_DIRECTIONS FOR THIS TASK_
Repeat the whole of the data, keeping every detail the same.

(begin)

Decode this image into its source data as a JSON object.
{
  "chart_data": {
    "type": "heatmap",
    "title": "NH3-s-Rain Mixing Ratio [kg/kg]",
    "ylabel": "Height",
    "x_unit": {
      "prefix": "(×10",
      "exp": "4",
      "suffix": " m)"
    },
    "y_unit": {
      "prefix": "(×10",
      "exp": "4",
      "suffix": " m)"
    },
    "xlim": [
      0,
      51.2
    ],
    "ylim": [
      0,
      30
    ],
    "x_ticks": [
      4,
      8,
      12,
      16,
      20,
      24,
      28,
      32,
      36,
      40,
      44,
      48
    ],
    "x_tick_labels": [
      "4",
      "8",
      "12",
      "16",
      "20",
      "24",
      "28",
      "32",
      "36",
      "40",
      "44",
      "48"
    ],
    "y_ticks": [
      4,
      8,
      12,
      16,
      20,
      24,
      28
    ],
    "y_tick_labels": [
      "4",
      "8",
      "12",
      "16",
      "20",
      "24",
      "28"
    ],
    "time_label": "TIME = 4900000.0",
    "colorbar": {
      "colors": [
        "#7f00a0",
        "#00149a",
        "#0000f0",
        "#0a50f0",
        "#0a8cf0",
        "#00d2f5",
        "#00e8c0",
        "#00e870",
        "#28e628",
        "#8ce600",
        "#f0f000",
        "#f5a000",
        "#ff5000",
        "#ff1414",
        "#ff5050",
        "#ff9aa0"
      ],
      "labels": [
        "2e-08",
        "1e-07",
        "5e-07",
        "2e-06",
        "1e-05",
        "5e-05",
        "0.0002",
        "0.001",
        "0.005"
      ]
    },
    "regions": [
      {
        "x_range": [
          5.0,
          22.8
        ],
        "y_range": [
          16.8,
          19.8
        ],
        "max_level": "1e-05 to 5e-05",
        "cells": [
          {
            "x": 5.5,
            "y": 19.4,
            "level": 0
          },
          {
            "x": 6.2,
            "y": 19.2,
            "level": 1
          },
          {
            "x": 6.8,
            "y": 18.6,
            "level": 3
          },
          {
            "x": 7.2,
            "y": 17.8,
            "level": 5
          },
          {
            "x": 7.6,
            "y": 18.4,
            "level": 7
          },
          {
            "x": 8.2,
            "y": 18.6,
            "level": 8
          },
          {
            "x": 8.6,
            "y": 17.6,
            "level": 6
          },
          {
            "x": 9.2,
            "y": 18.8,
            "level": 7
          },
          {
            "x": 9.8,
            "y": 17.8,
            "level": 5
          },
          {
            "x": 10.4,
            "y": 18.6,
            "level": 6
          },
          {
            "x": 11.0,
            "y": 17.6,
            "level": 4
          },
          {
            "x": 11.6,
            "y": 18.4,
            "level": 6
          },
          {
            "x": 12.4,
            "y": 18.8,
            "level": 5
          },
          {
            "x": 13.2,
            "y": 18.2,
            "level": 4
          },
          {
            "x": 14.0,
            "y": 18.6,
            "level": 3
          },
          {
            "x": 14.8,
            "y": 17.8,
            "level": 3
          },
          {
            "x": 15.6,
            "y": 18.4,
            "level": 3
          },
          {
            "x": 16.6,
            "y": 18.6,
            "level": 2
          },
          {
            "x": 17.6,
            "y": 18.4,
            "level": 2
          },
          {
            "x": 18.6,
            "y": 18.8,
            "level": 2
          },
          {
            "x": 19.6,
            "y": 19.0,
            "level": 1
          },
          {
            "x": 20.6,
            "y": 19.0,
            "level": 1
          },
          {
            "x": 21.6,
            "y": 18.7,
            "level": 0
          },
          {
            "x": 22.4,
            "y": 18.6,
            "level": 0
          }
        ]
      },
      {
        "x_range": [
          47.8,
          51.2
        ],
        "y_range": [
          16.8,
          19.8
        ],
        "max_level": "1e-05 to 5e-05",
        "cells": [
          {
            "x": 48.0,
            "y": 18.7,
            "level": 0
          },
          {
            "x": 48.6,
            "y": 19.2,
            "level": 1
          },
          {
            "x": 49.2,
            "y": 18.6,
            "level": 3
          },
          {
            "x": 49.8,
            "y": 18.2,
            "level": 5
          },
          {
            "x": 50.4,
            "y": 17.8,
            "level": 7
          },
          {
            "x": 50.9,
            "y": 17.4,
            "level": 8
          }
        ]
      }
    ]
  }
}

(end)

_TASK OUTPUT_
Decode this image into its source data as a JSON object.
{
  "chart_data": {
    "type": "heatmap",
    "title": "NH3-s-Rain Mixing Ratio [kg/kg]",
    "ylabel": "Height",
    "x_unit": {
      "prefix": "(×10",
      "exp": "4",
      "suffix": " m)"
    },
    "y_unit": {
      "prefix": "(×10",
      "exp": "4",
      "suffix": " m)"
    },
    "xlim": [
      0,
      51.2
    ],
    "ylim": [
      0,
      30
    ],
    "x_ticks": [
      4,
      8,
      12,
      16,
      20,
      24,
      28,
      32,
      36,
      40,
      44,
      48
    ],
    "x_tick_labels": [
      "4",
      "8",
      "12",
      "16",
      "20",
      "24",
      "28",
      "32",
      "36",
      "40",
      "44",
      "48"
    ],
    "y_ticks": [
      4,
      8,
      12,
      16,
      20,
      24,
      28
    ],
    "y_tick_labels": [
      "4",
      "8",
      "12",
      "16",
      "20",
      "24",
      "28"
    ],
    "time_label": "TIME = 4900000.0",
    "colorbar": {
      "colors": [
        "#7f00a0",
        "#00149a",
        "#0000f0",
        "#0a50f0",
        "#0a8cf0",
        "#00d2f5",
        "#00e8c0",
        "#00e870",
        "#28e628",
        "#8ce600",
        "#f0f000",
        "#f5a000",
        "#ff5000",
        "#ff1414",
        "#ff5050",
        "#ff9aa0"
      ],
      "labels": [
        "2e-08",
        "1e-07",
        "5e-07",
        "2e-06",
        "1e-05",
        "5e-05",
        "0.0002",
        "0.001",
        "0.005"
      ]
    },
    "regions": [
      {
        "x_range": [
          5.0,
          22.8
        ],
        "y_range": [
          16.8,
          19.8
        ],
        "max_level": "1e-05 to 5e-05",
        "cells": [
          {
            "x": 5.5,
            "y": 19.4,
            "level": 0
          },
          {
            "x": 6.2,
            "y": 19.2,
            "level": 1
          },
          {
            "x": 6.8,
            "y": 18.6,
            "level": 3
          },
          {
            "x": 7.2,
            "y": 17.8,
            "level": 5
          },
          {
            "x": 7.6,
            "y": 18.4,
            "level": 7
          },
          {
            "x": 8.2,
            "y": 18.6,
            "level": 8
          },
          {
            "x": 8.6,
            "y": 17.6,
            "level": 6
          },
          {
            "x": 9.2,
            "y": 18.8,
            "level": 7
          },
          {
            "x": 9.8,
            "y": 17.8,
            "level": 5
          },
          {
            "x": 10.4,
            "y": 18.6,
            "level": 6
          },
          {
            "x": 11.0,
            "y": 17.6,
            "level": 4
          },
          {
            "x": 11.6,
            "y": 18.4,
            "level": 6
          },
          {
            "x": 12.4,
            "y": 18.8,
            "level": 5
          },
          {
            "x": 13.2,
            "y": 18.2,
            "level": 4
          },
          {
            "x": 14.0,
            "y": 18.6,
            "level": 3
          },
          {
            "x": 14.8,
            "y": 17.8,
            "level": 3
          },
          {
            "x": 15.6,
            "y": 18.4,
            "level": 3
          },
          {
            "x": 16.6,
            "y": 18.6,
            "level": 2
          },
          {
            "x": 17.6,
            "y": 18.4,
            "level": 2
          },
          {
            "x": 18.6,
            "y": 18.8,
            "level": 2
          },
          {
            "x": 19.6,
            "y": 19.0,
            "level": 1
          },
          {
            "x": 20.6,
            "y": 19.0,
            "level": 1
          },
          {
            "x": 21.6,
            "y": 18.7,
            "level": 0
          },
          {
            "x": 22.4,
            "y": 18.6,
            "level": 0
          }
        ]
      },
      {
        "x_range": [
          47.8,
          51.2
        ],
        "y_range": [
          16.8,
          19.8
        ],
        "max_level": "1e-05 to 5e-05",
        "cells": [
          {
            "x": 48.0,
            "y": 18.7,
            "level": 0
          },
          {
            "x": 48.6,
            "y": 19.2,
            "level": 1
          },
          {
            "x": 49.2,
            "y": 18.6,
            "level": 3
          },
          {
            "x": 49.8,
            "y": 18.2,
            "level": 5
          },
          {
            "x": 50.4,
            "y": 17.8,
            "level": 7
          },
          {
            "x": 50.9,
            "y": 17.4,
            "level": 8
          }
        ]
      }
    ]
  }
}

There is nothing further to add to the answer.